## The exercise
Each record below should be output verbatim, without pictures.

## Data for this exercise
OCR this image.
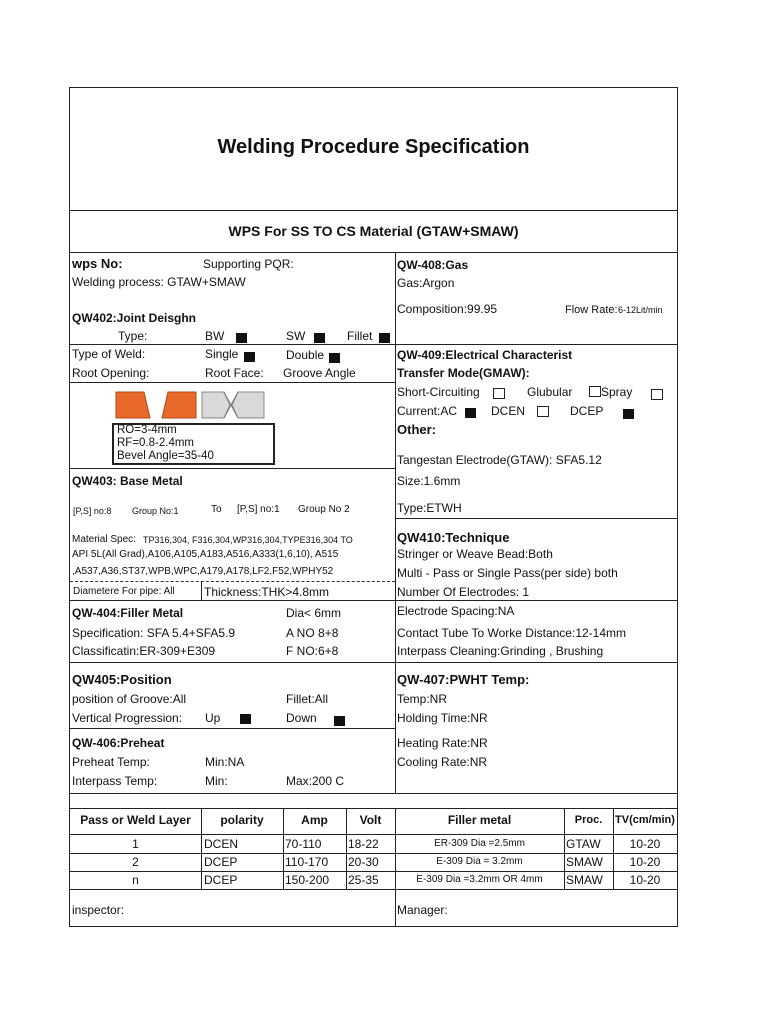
Welding Procedure Specification
WPS For SS TO CS Material (GTAW+SMAW)
wps No:	Supporting PQR:
Welding process: GTAW+SMAW
QW402:Joint Deisghn
Type:	BW	SW	Fillet
Type of Weld:	Single	Double
Root Opening:	Root Face: Groove Angle
RO=3-4mm
RF=0.8-2.4mm
Bevel Angle=35-40
QW403: Base Metal
[P,S] no:8 Group No:1	To [P,S] no:1 Group No 2
Material Spec: TP316,304, F316,304,WP316,304,TYPE316,304 TO
API 5L(All Grad),A106,A105,A183,A516,A333(1,6,10), A515
,A537,A36,ST37,WPB,WPC,A179,A178,LF2,F52,WPHY52
Diametere For pipe: All Thickness:THK>4.8mm
QW-404:Filler Metal	Dia< 6mm
Specification: SFA 5.4+SFA5.9	A NO 8+8
Classificatin:ER-309+E309	F NO:6+8
QW405:Position
position of Groove:All	Fillet:All
Vertical Progression: Up	Down
QW-406:Preheat
Preheat Temp:	Min:NA
Interpass Temp:	Min:	Max:200 C
QW-408:Gas
Gas:Argon
Composition:99.95	Flow Rate: 6-12Lit/min
QW-409:Electrical Characterist
Transfer Mode(GMAW):
Short-Circuiting	Glubular Spray
Current:AC	DCEN	DCEP
Other:
Tangestan Electrode(GTAW): SFA5.12
Size:1.6mm
Type:ETWH
QW410:Technique
Stringer or Weave Bead:Both
Multi - Pass or Single Pass(per side) both
Number Of Electrodes: 1
Electrode Spacing:NA
Contact Tube To Worke Distance:12-14mm
Interpass Cleaning:Grinding , Brushing
QW-407:PWHT Temp:
Temp:NR
Holding Time:NR
Heating Rate:NR
Cooling Rate:NR
Pass or Weld Layer	polarity	Amp	Volt	Filler metal	Proc.	TV(cm/min)
1	DCEN	70-110 18-22	ER-309 Dia =2.5mm	GTAW	10-20
2	DCEP	110-170 20-30	E-309 Dia = 3.2mm	SMAW	10-20
n	DCEP	150-200 25-35	E-309 Dia =3.2mm OR 4mm	SMAW	10-20
inspector:	Manager:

## Task result
OCR this image.
Welding Procedure Specification
WPS For SS TO CS Material (GTAW+SMAW)
wps No:	Supporting PQR:
Welding process: GTAW+SMAW
QW402:Joint Deisghn
Type:	BW	SW	Fillet
Type of Weld:	Single	Double
Root Opening:	Root Face: Groove Angle
RO=3-4mm
RF=0.8-2.4mm
Bevel Angle=35-40
QW403: Base Metal
[P,S] no:8 Group No:1	To [P,S] no:1 Group No 2
Material Spec: TP316,304, F316,304,WP316,304,TYPE316,304 TO
API 5L(All Grad),A106,A105,A183,A516,A333(1,6,10), A515
,A537,A36,ST37,WPB,WPC,A179,A178,LF2,F52,WPHY52
Diametere For pipe: All Thickness:THK>4.8mm
QW-404:Filler Metal	Dia< 6mm
Specification: SFA 5.4+SFA5.9	A NO 8+8
Classificatin:ER-309+E309	F NO:6+8
QW405:Position
position of Groove:All	Fillet:All
Vertical Progression: Up	Down
QW-406:Preheat
Preheat Temp:	Min:NA
Interpass Temp:	Min:	Max:200 C
QW-408:Gas
Gas:Argon
Composition:99.95	Flow Rate: 6-12Lit/min
QW-409:Electrical Characterist
Transfer Mode(GMAW):
Short-Circuiting	Glubular Spray
Current:AC	DCEN	DCEP
Other:
Tangestan Electrode(GTAW): SFA5.12
Size:1.6mm
Type:ETWH
QW410:Technique
Stringer or Weave Bead:Both
Multi - Pass or Single Pass(per side) both
Number Of Electrodes: 1
Electrode Spacing:NA
Contact Tube To Worke Distance:12-14mm
Interpass Cleaning:Grinding , Brushing
QW-407:PWHT Temp:
Temp:NR
Holding Time:NR
Heating Rate:NR
Cooling Rate:NR
Pass or Weld Layer	polarity	Amp	Volt	Filler metal	Proc.	TV(cm/min)
1	DCEN	70-110 18-22	ER-309 Dia =2.5mm	GTAW	10-20
2	DCEP	110-170 20-30	E-309 Dia = 3.2mm	SMAW	10-20
n	DCEP	150-200 25-35	E-309 Dia =3.2mm OR 4mm	SMAW	10-20
inspector:	Manager:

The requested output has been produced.